Comme je ne suis pas économiste, mes théories peuvent être particulièrement fumeuses, mais comme les économistes disent n’importe quoi, je m’autorise à penser tout haut. La clé de tout semble être la confiance. Si on se réfère à l’Histoire et aux graphiques que l’on a entre les mains on peut se dire que c’est temporaire et qu’il faut faire le gros dos. On peut se dire aussi que cette crise boursière est pour l’instant moins grave que celle qui avait commencé avant le 11-Septembre et été accélérée par l’attentat des Twin Towers. Si, en toute objectivité, on regarde le montant global et la quantité de banques et d’assurances qui ont dû être secourues depuis un an, c’est, si ce n’est négligeable dans l’ensemble du monde bancaire, du moins parfaitement gérable. Le problème principal est donc la confiance. Le moins que l’on puisse dire est qu’elle est loin d’être là et encore moins récupérable à court terme.
La crise de 29 avait amené dans un premier temps qui a duré une réglementation de protection bancaire, mais le système financier dont les thuriféraires ont été les Américains qui reposaient sur deux pieds malsains : le gain spéculatif et la déréglementation, a montré ses dangers. Peu à peu les Américains, pour assouvir ce qu’ils pensent être le summum de la réussite : la vénération de l’accumulation de l’argent, dans un monde où la liberté d’agir est, selon eux, le seul moyen de prouver la valeur par la libre concurrence sans entraves, ont dérégulé le monde pré (courtiers) et post (investment bank) bancaire. On a vu s’enrichir de façon inimaginable ceux qui sont à la tête des banques et établissements financiers qui ont fait partie ou propagé la crise. Dans le même temps, des chefs d’entreprise soit par des parachutes dorés, soit par des rémunérations indécentes alors que leurs entreprises ne faisaient des étincelles que par les pertes qu’elles engrangeaient. Il est d’évidence incompréhensible pour qui que ce soit, du moins inacceptable, que ce soit les contribuables qui payent les errements de ces hommes-là. Ceci met dans le même panier ceux qui sont responsables directement ainsi que les politiques par leurs comportements et les lois qu’ils ont fait voter.

■ ■ ■ ■ ■

### CONSIGNES
[1] D'après le texte sur la crise financière, quel est le problème principal ?
[2] Quels types d'institutions financières le texte sur la crise financière cite-t-il, y compris entre parenthèses ?
[3] Poursuivez le texte sur la crise financière après sa dernière phrase.

### EXTRAIT DES DONNÉES
■ ■ ■ ■ ■

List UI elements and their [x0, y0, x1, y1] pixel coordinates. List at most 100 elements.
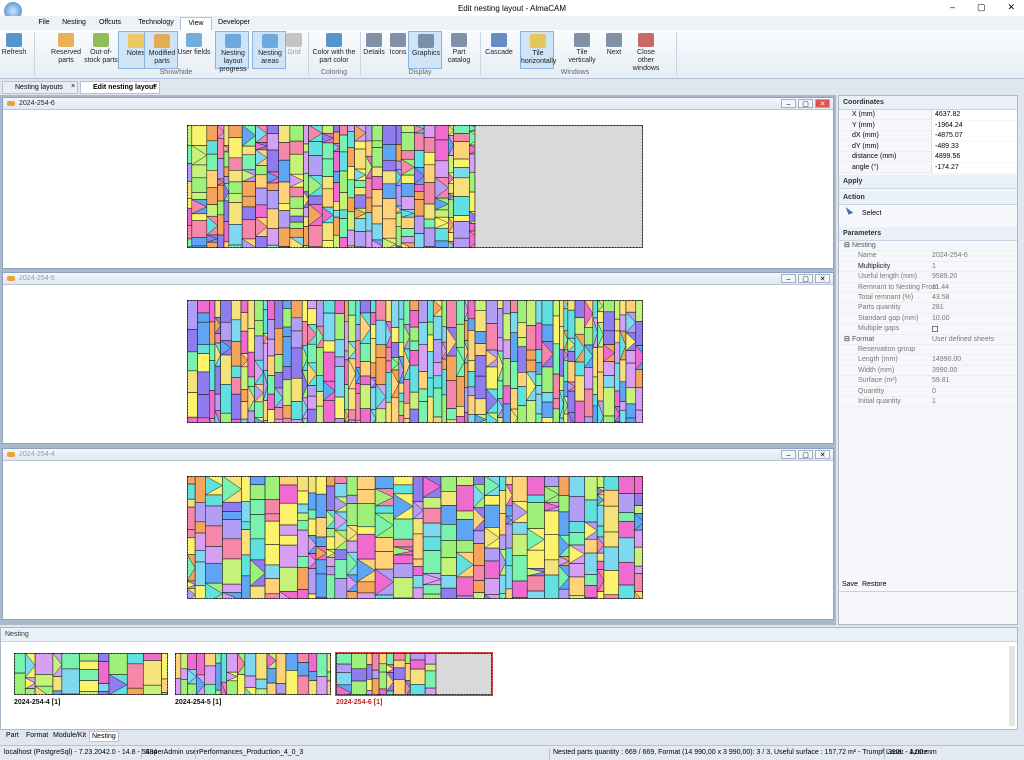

■ ■ ■ ■ ■

### RÉSULTATS DE L'EXERCICE
[1] La confiance.

[2] Les banques, les assurances, les courtiers, les investment banks et les établissements financiers.

[3]
En résumé c’est le système lui-même qui est à mettre au pilori et à réinventer. Les incantations punitives sont inappropriées et dégagent la responsabilité, non celle des lampistes car elle est quand même engagée, mais des politiques et du système. Cette attaque facile ressemble aux procès de Moscou : on accuse des personnes pour retarder le procès du système. On nous dit en gros : ce n’est pas le mécanisme qui est en jeu, mais les hommes. Staline n’est pas mort. Or, s’il est vrai qu’au tout début la spéculation qui a été initié à Chicago, sur le marché des céréales, avait un objectif économique sain : permettre à un agriculteur de financer ses cultures en achetant à l’avance sa récolte, le spéculateur prenant le risque que le prix à terme du blé s’effondre ou au contraire monte, permettait le financement de la culture, ce système à objectif économique et à partage de risque a été dévoyé par les spéculateurs qui ont joué sur tout ce qui pouvait s’acheter et se vendre. Il y a eu ainsi la crise du sucre, il y a celle du pétrole, il y a eu celle de la livre anglaise où Georges Soros a gagné 1 milliard de livres, et il y avait eu celles de junk bunds et maintenant celle de la titrisation des subprimes. Les deux mamelles de cette crise sont : la spéculation dévoyée dès son origine et la rémunération des traders, le tout sous-tendu par la non-réglementation de pans entiers de l’économie financière américaine. On pourrait traduire cela par l’appât du gain. La spéculation n’est plus au service de l’économie, ce pour quoi elle a été mise en place, mais pour le seul but de l’enrichissement rapide et indécent de golden boys et de patrons de banque d’investissement qui ne reposait sur aucun talent et sur un risque supporté par d’autres. C’est évidemment tout cela qui est à revoir.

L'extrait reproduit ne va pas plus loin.